_GOAL:_ Scan the data below. Pull out each line where "name" occurs.

_EXERCISE INPUTS:_
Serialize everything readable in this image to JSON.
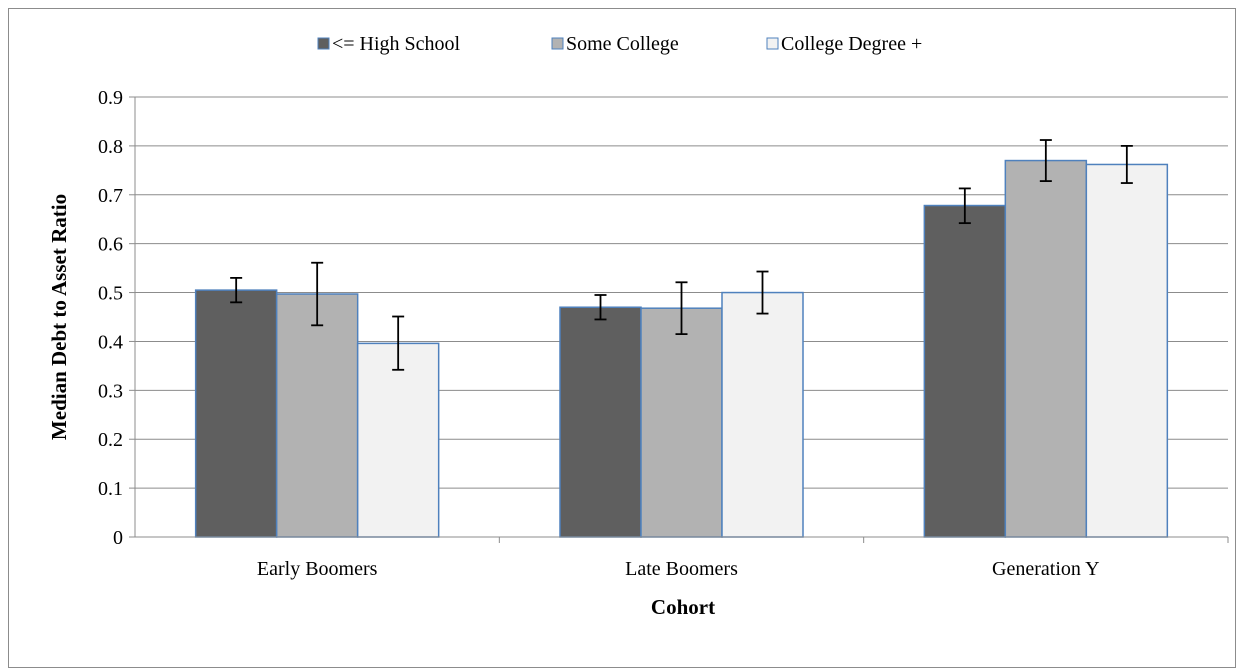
{
  "chart_data": {
    "type": "bar",
    "xlabel": "Cohort",
    "ylabel": "Median Debt to Asset Ratio",
    "ylim": [
      0,
      0.9
    ],
    "yticks": [
      0,
      0.1,
      0.2,
      0.3,
      0.4,
      0.5,
      0.6,
      0.7,
      0.8,
      0.9
    ],
    "ytick_labels": [
      "0",
      "0.1",
      "0.2",
      "0.3",
      "0.4",
      "0.5",
      "0.6",
      "0.7",
      "0.8",
      "0.9"
    ],
    "categories": [
      "Early Boomers",
      "Late Boomers",
      "Generation Y"
    ],
    "grid": true,
    "legend_position": "top",
    "series": [
      {
        "name": "<= High School",
        "color": "#5f5f5f",
        "values": [
          0.505,
          0.47,
          0.678
        ],
        "error_low": [
          0.48,
          0.445,
          0.642
        ],
        "error_high": [
          0.53,
          0.495,
          0.713
        ]
      },
      {
        "name": "Some College",
        "color": "#b2b2b2",
        "values": [
          0.497,
          0.468,
          0.77
        ],
        "error_low": [
          0.433,
          0.415,
          0.728
        ],
        "error_high": [
          0.561,
          0.521,
          0.812
        ]
      },
      {
        "name": "College Degree +",
        "color": "#f2f2f2",
        "values": [
          0.396,
          0.5,
          0.762
        ],
        "error_low": [
          0.342,
          0.457,
          0.724
        ],
        "error_high": [
          0.451,
          0.543,
          0.8
        ]
      }
    ],
    "bar_edge_color": "#4f81bd"
  }
}
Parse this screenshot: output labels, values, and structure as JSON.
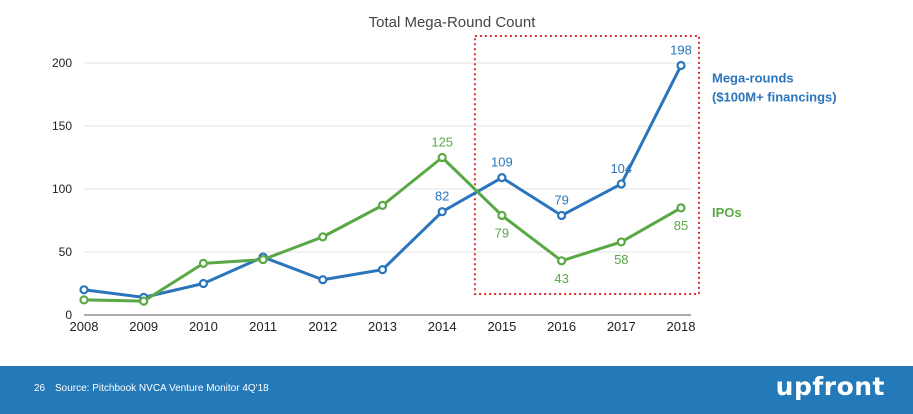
{
  "chart_data": {
    "type": "line",
    "title": "Total Mega-Round Count",
    "xlabel": "",
    "ylabel": "",
    "x": [
      2008,
      2009,
      2010,
      2011,
      2012,
      2013,
      2014,
      2015,
      2016,
      2017,
      2018
    ],
    "ylim": [
      0,
      200
    ],
    "yticks": [
      0,
      50,
      100,
      150,
      200
    ],
    "grid": true,
    "series": [
      {
        "name": "Mega-rounds ($100M+ financings)",
        "legend_lines": [
          "Mega-rounds",
          "($100M+ financings)"
        ],
        "color": "#2a75bb",
        "values": [
          20,
          14,
          25,
          46,
          28,
          36,
          82,
          109,
          79,
          104,
          198
        ],
        "labeled_points": [
          {
            "x": 2014,
            "label": "82",
            "position": "above"
          },
          {
            "x": 2015,
            "label": "109",
            "position": "above"
          },
          {
            "x": 2016,
            "label": "79",
            "position": "above"
          },
          {
            "x": 2017,
            "label": "104",
            "position": "above"
          },
          {
            "x": 2018,
            "label": "198",
            "position": "above"
          }
        ]
      },
      {
        "name": "IPOs",
        "legend_lines": [
          "IPOs"
        ],
        "color": "#5aa845",
        "values": [
          12,
          11,
          41,
          44,
          62,
          87,
          125,
          79,
          43,
          58,
          85
        ],
        "labeled_points": [
          {
            "x": 2014,
            "label": "125",
            "position": "above"
          },
          {
            "x": 2015,
            "label": "79",
            "position": "below"
          },
          {
            "x": 2016,
            "label": "43",
            "position": "below"
          },
          {
            "x": 2017,
            "label": "58",
            "position": "below"
          },
          {
            "x": 2018,
            "label": "85",
            "position": "below"
          }
        ]
      }
    ],
    "highlight": {
      "x_from": 2015,
      "x_to": 2018,
      "style": "dotted",
      "color": "#d9322e"
    }
  },
  "footer": {
    "slide_number": "26",
    "source": "Source: Pitchbook NVCA Venture Monitor 4Q'18",
    "brand": "upfront"
  },
  "colors": {
    "footer_bg": "#2479b8",
    "grid": "#e3e3e3",
    "axis": "#555555"
  }
}
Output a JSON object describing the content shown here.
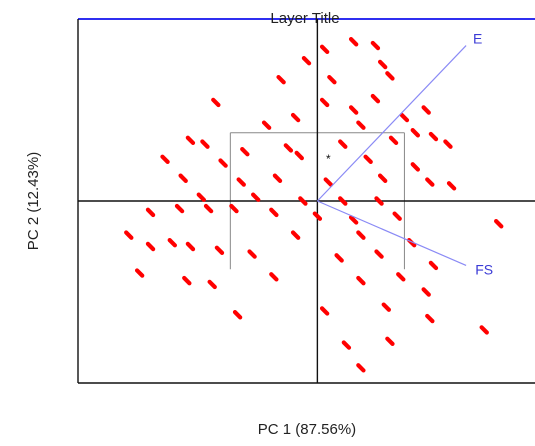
{
  "chart_data": {
    "type": "scatter",
    "title": "Layer Title",
    "xlabel": "PC 1 (87.56%)",
    "ylabel": "PC 2 (12.43%)",
    "xlim": [
      -3.3,
      3.0
    ],
    "ylim": [
      -2.4,
      2.4
    ],
    "grid": false,
    "legend": "none",
    "colors": {
      "points": "#ff0000",
      "vectors": "#8a8af5",
      "vector_labels": "#3b3bd6",
      "title_bar": "#2f2ff0",
      "axes": "#111111",
      "box": "#888888"
    },
    "point_marker": "short diagonal dash",
    "center_marker": "*",
    "centroid_box": {
      "x": [
        -1.2,
        1.2
      ],
      "y": [
        -0.9,
        0.9
      ]
    },
    "vectors": [
      {
        "name": "E",
        "x": 2.05,
        "y": 2.05
      },
      {
        "name": "FS",
        "x": 2.05,
        "y": -0.85
      }
    ],
    "points": [
      {
        "x": 0.1,
        "y": 2.0
      },
      {
        "x": 0.5,
        "y": 2.1
      },
      {
        "x": 0.8,
        "y": 2.05
      },
      {
        "x": -0.15,
        "y": 1.85
      },
      {
        "x": 0.9,
        "y": 1.8
      },
      {
        "x": 1.0,
        "y": 1.65
      },
      {
        "x": -0.5,
        "y": 1.6
      },
      {
        "x": 0.2,
        "y": 1.6
      },
      {
        "x": 0.8,
        "y": 1.35
      },
      {
        "x": -1.4,
        "y": 1.3
      },
      {
        "x": 0.1,
        "y": 1.3
      },
      {
        "x": 0.5,
        "y": 1.2
      },
      {
        "x": -0.7,
        "y": 1.0
      },
      {
        "x": -0.3,
        "y": 1.1
      },
      {
        "x": 0.6,
        "y": 1.0
      },
      {
        "x": 1.2,
        "y": 1.1
      },
      {
        "x": 1.5,
        "y": 1.2
      },
      {
        "x": 1.35,
        "y": 0.9
      },
      {
        "x": -1.75,
        "y": 0.8
      },
      {
        "x": -1.55,
        "y": 0.75
      },
      {
        "x": -1.0,
        "y": 0.65
      },
      {
        "x": -0.4,
        "y": 0.7
      },
      {
        "x": 0.35,
        "y": 0.75
      },
      {
        "x": 1.05,
        "y": 0.8
      },
      {
        "x": 1.6,
        "y": 0.85
      },
      {
        "x": 1.8,
        "y": 0.75
      },
      {
        "x": -2.1,
        "y": 0.55
      },
      {
        "x": -1.3,
        "y": 0.5
      },
      {
        "x": -0.25,
        "y": 0.6
      },
      {
        "x": 0.7,
        "y": 0.55
      },
      {
        "x": 1.35,
        "y": 0.45
      },
      {
        "x": -1.85,
        "y": 0.3
      },
      {
        "x": -1.05,
        "y": 0.25
      },
      {
        "x": -0.55,
        "y": 0.3
      },
      {
        "x": 0.15,
        "y": 0.25
      },
      {
        "x": 0.9,
        "y": 0.3
      },
      {
        "x": 1.55,
        "y": 0.25
      },
      {
        "x": 1.85,
        "y": 0.2
      },
      {
        "x": -1.6,
        "y": 0.05
      },
      {
        "x": -0.85,
        "y": 0.05
      },
      {
        "x": -0.2,
        "y": 0.0
      },
      {
        "x": 0.35,
        "y": 0.0
      },
      {
        "x": 0.85,
        "y": 0.0
      },
      {
        "x": -2.3,
        "y": -0.15
      },
      {
        "x": -1.9,
        "y": -0.1
      },
      {
        "x": -1.5,
        "y": -0.1
      },
      {
        "x": -1.15,
        "y": -0.1
      },
      {
        "x": -0.6,
        "y": -0.15
      },
      {
        "x": 0.0,
        "y": -0.2
      },
      {
        "x": 0.5,
        "y": -0.25
      },
      {
        "x": 1.1,
        "y": -0.2
      },
      {
        "x": -0.3,
        "y": -0.45
      },
      {
        "x": 0.6,
        "y": -0.45
      },
      {
        "x": 1.3,
        "y": -0.55
      },
      {
        "x": -2.6,
        "y": -0.45
      },
      {
        "x": -2.3,
        "y": -0.6
      },
      {
        "x": -2.0,
        "y": -0.55
      },
      {
        "x": -1.75,
        "y": -0.6
      },
      {
        "x": -1.35,
        "y": -0.65
      },
      {
        "x": -0.9,
        "y": -0.7
      },
      {
        "x": 0.3,
        "y": -0.75
      },
      {
        "x": 0.85,
        "y": -0.7
      },
      {
        "x": 1.6,
        "y": -0.85
      },
      {
        "x": -2.45,
        "y": -0.95
      },
      {
        "x": -1.8,
        "y": -1.05
      },
      {
        "x": -1.45,
        "y": -1.1
      },
      {
        "x": -0.6,
        "y": -1.0
      },
      {
        "x": 0.6,
        "y": -1.05
      },
      {
        "x": 1.15,
        "y": -1.0
      },
      {
        "x": 1.5,
        "y": -1.2
      },
      {
        "x": 2.5,
        "y": -0.3
      },
      {
        "x": -1.1,
        "y": -1.5
      },
      {
        "x": 0.1,
        "y": -1.45
      },
      {
        "x": 0.95,
        "y": -1.4
      },
      {
        "x": 1.55,
        "y": -1.55
      },
      {
        "x": 2.3,
        "y": -1.7
      },
      {
        "x": 0.4,
        "y": -1.9
      },
      {
        "x": 1.0,
        "y": -1.85
      },
      {
        "x": 0.6,
        "y": -2.2
      }
    ]
  }
}
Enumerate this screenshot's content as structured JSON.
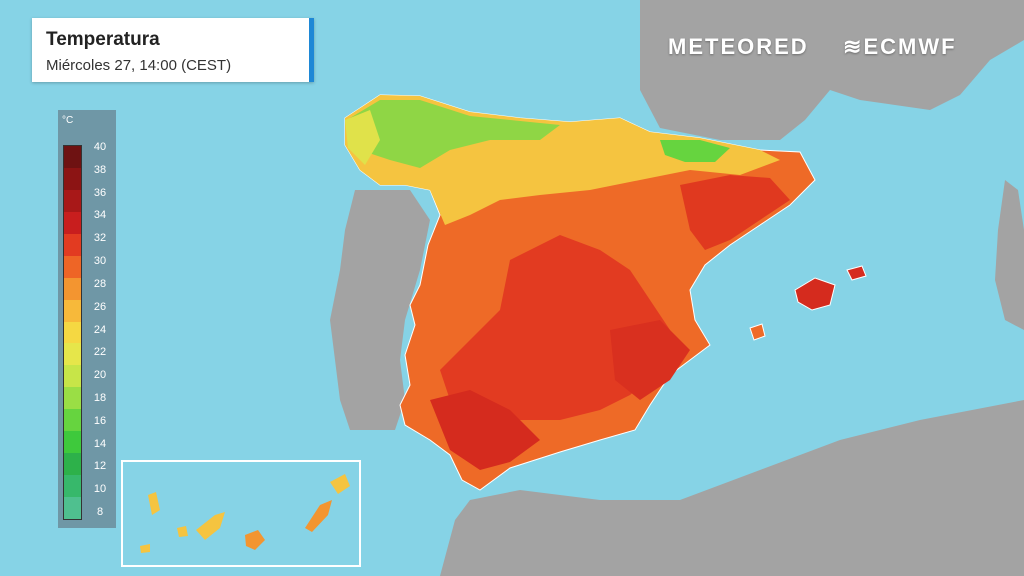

_COMPLETED EXERCISE:_
        "name": "<= High School",
        "name": "Some College",
        "name": "College Degree +",
        "name": "Mega-rounds ($100M+ financings)",
        "name": "IPOs",
        "name": "E",
        "name": "FS",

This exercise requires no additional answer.